MATERIALS PROVIDED:
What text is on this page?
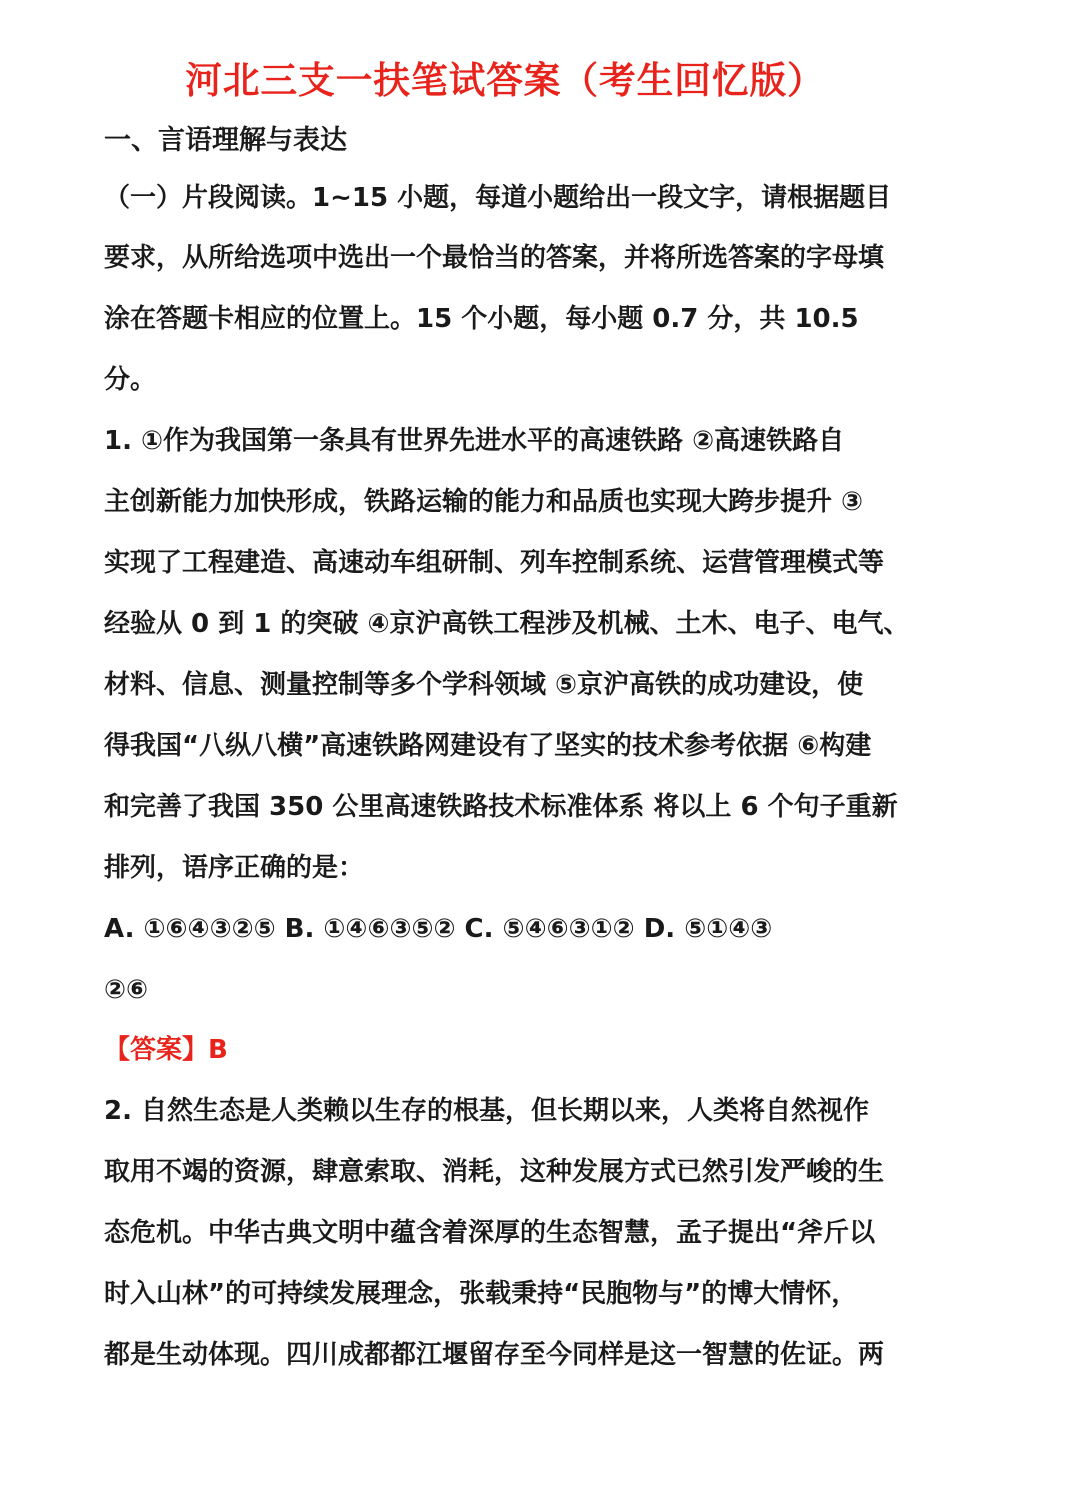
河北三支一扶笔试答案（考生回忆版）
一、言语理解与表达
（一）片段阅读。1~15 小题，每道小题给出一段文字，请根据题目
要求，从所给选项中选出一个最恰当的答案，并将所选答案的字母填
涂在答题卡相应的位置上。15 个小题，每小题 0.7 分，共 10.5
分。
1. ①作为我国第一条具有世界先进水平的高速铁路 ②高速铁路自
主创新能力加快形成，铁路运输的能力和品质也实现大跨步提升 ③
实现了工程建造、高速动车组研制、列车控制系统、运营管理模式等
经验从 0 到 1 的突破 ④京沪高铁工程涉及机械、土木、电子、电气、
材料、信息、测量控制等多个学科领域 ⑤京沪高铁的成功建设，使
得我国“八纵八横”高速铁路网建设有了坚实的技术参考依据 ⑥构建
和完善了我国 350 公里高速铁路技术标准体系 将以上 6 个句子重新
排列，语序正确的是：
A. ①⑥④③②⑤ B. ①④⑥③⑤② C. ⑤④⑥③①② D. ⑤①④③
②⑥
【答案】B
2. 自然生态是人类赖以生存的根基，但长期以来，人类将自然视作
取用不竭的资源，肆意索取、消耗，这种发展方式已然引发严峻的生
态危机。中华古典文明中蕴含着深厚的生态智慧，孟子提出“斧斤以
时入山林”的可持续发展理念，张载秉持“民胞物与”的博大情怀，
都是生动体现。四川成都都江堰留存至今同样是这一智慧的佐证。两
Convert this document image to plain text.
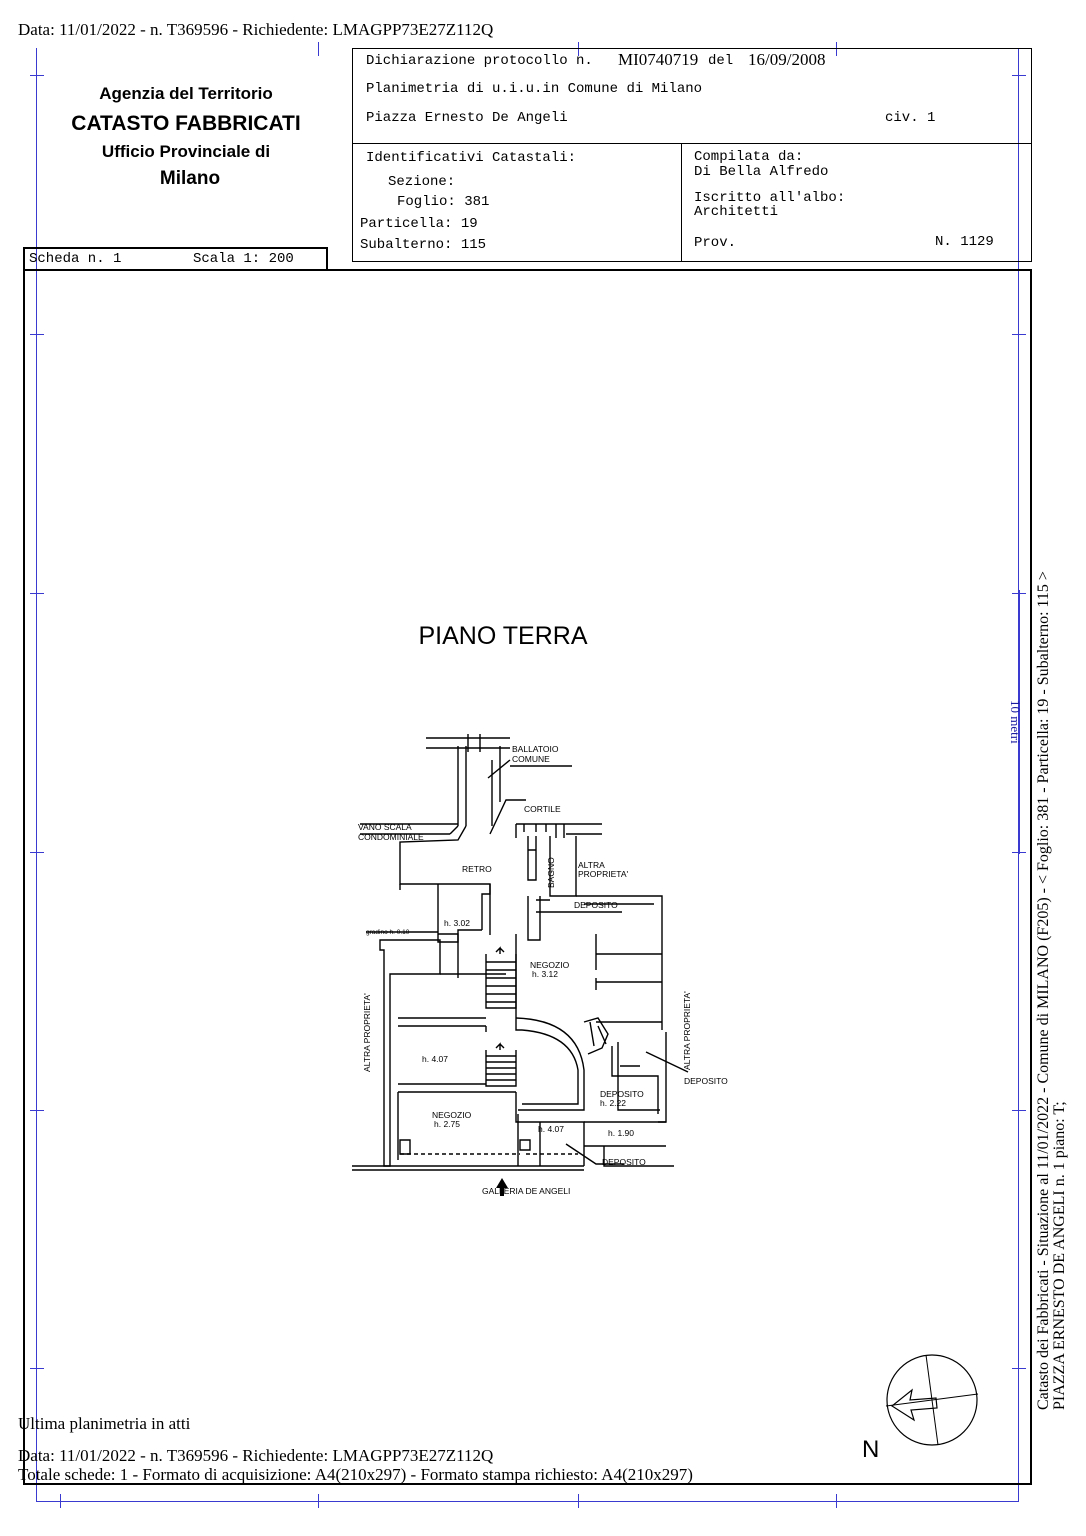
Data: 11/01/2022 - n. T369596 - Richiedente: LMAGPP73E27Z112Q
Agenzia del Territorio
CATASTO FABBRICATI
Ufficio Provinciale di
Milano
Scheda n. 1	Scala 1: 200
Dichiarazione protocollo n. MI0740719 del 16/09/2008
Planimetria di u.i.u.in Comune di Milano
Piazza Ernesto De Angeli	civ. 1
Identificativi Catastali:
Sezione:
Foglio: 381
Particella: 19
Subalterno: 115
Compilata da:
Di Bella Alfredo
Iscritto all'albo:
Architetti
Prov.	N. 1129
PIANO TERRA
BALLATOIO
COMUNE
CORTILE
VANO SCALA
CONDOMINIALE
RETRO	BAGNO	ALTRA
PROPRIETA'
DEPOSITO
h. 3.02
gradino h. 0.10
NEGOZIO
h. 3.12
ALTRA PROPRIETA'	ALTRA PROPRIETA'
h. 4.07
DEPOSITO
DEPOSITO
h. 2.22
NEGOZIO
h. 2.75	h. 4.07	h. 1.90
DEPOSITO
GALLERIA DE ANGELI
10 metri Catasto dei Fabbricati - Situazione al 11/01/2022 - Comune di MILANO (F205) - < Foglio: 381 - Particella: 19 - Subalterno: 115 > PIAZZA ERNESTO DE ANGELI n. 1 piano: T;
N
Ultima planimetria in atti
Data: 11/01/2022 - n. T369596 - Richiedente: LMAGPP73E27Z112Q
Totale schede: 1 - Formato di acquisizione: A4(210x297) - Formato stampa richiesto: A4(210x297)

WHAT IS REQUIRED:
The data above should be repeated exactly, minus any pictures.

TASK OUTPUT:
What text is on this page?
河北三支一扶笔试答案（考生回忆版）
一、言语理解与表达
（一）片段阅读。1~15 小题，每道小题给出一段文字，请根据题目
要求，从所给选项中选出一个最恰当的答案，并将所选答案的字母填
涂在答题卡相应的位置上。15 个小题，每小题 0.7 分，共 10.5
分。
1. ①作为我国第一条具有世界先进水平的高速铁路 ②高速铁路自
主创新能力加快形成，铁路运输的能力和品质也实现大跨步提升 ③
实现了工程建造、高速动车组研制、列车控制系统、运营管理模式等
经验从 0 到 1 的突破 ④京沪高铁工程涉及机械、土木、电子、电气、
材料、信息、测量控制等多个学科领域 ⑤京沪高铁的成功建设，使
得我国“八纵八横”高速铁路网建设有了坚实的技术参考依据 ⑥构建
和完善了我国 350 公里高速铁路技术标准体系 将以上 6 个句子重新
排列，语序正确的是：
A. ①⑥④③②⑤ B. ①④⑥③⑤② C. ⑤④⑥③①② D. ⑤①④③
②⑥
【答案】B
2. 自然生态是人类赖以生存的根基，但长期以来，人类将自然视作
取用不竭的资源，肆意索取、消耗，这种发展方式已然引发严峻的生
态危机。中华古典文明中蕴含着深厚的生态智慧，孟子提出“斧斤以
时入山林”的可持续发展理念，张载秉持“民胞物与”的博大情怀，
都是生动体现。四川成都都江堰留存至今同样是这一智慧的佐证。两
Convert this document image to plain text.
Data: 11/01/2022 - n. T369596 - Richiedente: LMAGPP73E27Z112Q
Agenzia del Territorio
CATASTO FABBRICATI
Ufficio Provinciale di
Milano
Scheda n. 1	Scala 1: 200
Dichiarazione protocollo n. MI0740719 del 16/09/2008
Planimetria di u.i.u.in Comune di Milano
Piazza Ernesto De Angeli	civ. 1
Identificativi Catastali:
Sezione:
Foglio: 381
Particella: 19
Subalterno: 115
Compilata da:
Di Bella Alfredo
Iscritto all'albo:
Architetti
Prov.	N. 1129
PIANO TERRA
BALLATOIO
COMUNE
CORTILE
VANO SCALA
CONDOMINIALE
RETRO	BAGNO	ALTRA
PROPRIETA'
DEPOSITO
h. 3.02
gradino h. 0.10
NEGOZIO
h. 3.12
ALTRA PROPRIETA'	ALTRA PROPRIETA'
h. 4.07
DEPOSITO
DEPOSITO
h. 2.22
NEGOZIO
h. 2.75	h. 4.07	h. 1.90
DEPOSITO
GALLERIA DE ANGELI
10 metri Catasto dei Fabbricati - Situazione al 11/01/2022 - Comune di MILANO (F205) - < Foglio: 381 - Particella: 19 - Subalterno: 115 > PIAZZA ERNESTO DE ANGELI n. 1 piano: T;
N
Ultima planimetria in atti
Data: 11/01/2022 - n. T369596 - Richiedente: LMAGPP73E27Z112Q
Totale schede: 1 - Formato di acquisizione: A4(210x297) - Formato stampa richiesto: A4(210x297)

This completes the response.